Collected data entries
****************************************
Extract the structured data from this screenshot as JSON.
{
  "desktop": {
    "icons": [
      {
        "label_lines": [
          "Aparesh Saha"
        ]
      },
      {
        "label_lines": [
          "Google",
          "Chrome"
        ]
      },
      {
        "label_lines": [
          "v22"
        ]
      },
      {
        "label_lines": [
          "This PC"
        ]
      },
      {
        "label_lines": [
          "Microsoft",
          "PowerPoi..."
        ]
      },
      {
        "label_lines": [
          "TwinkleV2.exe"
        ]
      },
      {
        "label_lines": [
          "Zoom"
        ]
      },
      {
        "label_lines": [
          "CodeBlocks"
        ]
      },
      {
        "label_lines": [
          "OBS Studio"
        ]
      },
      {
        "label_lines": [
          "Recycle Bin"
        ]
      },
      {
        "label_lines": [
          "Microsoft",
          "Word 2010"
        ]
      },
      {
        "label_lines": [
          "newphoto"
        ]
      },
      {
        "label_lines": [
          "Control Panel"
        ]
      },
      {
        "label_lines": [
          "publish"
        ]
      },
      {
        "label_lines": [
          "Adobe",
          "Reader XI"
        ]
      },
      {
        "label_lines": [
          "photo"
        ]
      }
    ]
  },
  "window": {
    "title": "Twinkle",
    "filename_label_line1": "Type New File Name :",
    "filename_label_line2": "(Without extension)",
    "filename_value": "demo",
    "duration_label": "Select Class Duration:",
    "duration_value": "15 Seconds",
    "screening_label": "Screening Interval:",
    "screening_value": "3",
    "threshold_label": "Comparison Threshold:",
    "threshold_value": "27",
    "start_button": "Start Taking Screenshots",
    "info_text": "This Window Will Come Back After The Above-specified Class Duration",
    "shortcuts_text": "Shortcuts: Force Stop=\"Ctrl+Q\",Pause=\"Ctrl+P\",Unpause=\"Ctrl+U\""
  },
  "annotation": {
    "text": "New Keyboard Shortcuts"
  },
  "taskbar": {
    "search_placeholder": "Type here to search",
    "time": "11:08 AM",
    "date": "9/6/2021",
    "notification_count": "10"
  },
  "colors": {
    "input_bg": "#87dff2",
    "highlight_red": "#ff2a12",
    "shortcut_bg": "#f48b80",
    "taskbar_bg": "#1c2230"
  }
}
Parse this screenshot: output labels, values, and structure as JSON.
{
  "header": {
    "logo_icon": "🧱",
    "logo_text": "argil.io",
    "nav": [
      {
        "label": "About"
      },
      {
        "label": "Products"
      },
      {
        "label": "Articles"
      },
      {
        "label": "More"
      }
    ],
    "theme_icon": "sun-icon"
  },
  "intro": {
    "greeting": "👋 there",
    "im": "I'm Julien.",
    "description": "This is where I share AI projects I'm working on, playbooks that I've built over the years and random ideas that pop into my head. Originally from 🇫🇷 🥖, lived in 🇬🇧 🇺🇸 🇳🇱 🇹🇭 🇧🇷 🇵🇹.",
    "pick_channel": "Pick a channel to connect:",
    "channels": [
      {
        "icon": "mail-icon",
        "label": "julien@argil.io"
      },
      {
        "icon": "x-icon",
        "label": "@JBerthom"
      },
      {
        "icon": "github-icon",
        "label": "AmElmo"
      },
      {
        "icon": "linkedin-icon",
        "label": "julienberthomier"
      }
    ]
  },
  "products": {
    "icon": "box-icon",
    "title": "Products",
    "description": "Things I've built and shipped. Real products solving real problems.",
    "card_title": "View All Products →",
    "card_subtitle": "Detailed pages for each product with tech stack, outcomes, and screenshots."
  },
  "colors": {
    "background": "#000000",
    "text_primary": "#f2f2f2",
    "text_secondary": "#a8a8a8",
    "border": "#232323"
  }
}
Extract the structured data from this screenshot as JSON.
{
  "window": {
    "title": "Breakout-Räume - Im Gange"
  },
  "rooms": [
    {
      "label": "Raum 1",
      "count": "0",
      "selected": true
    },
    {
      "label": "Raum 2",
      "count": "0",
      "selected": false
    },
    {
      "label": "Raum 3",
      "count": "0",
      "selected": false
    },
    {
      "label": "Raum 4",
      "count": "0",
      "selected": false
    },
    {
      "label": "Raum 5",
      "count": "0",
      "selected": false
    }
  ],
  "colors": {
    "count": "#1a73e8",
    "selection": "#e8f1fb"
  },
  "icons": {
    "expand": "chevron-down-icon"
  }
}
****************************************
Find each line holding "Class". Copy it out.

    "duration_label": "Select Class Duration:",
    "info_text": "This Window Will Come Back After The Above-specified Class Duration",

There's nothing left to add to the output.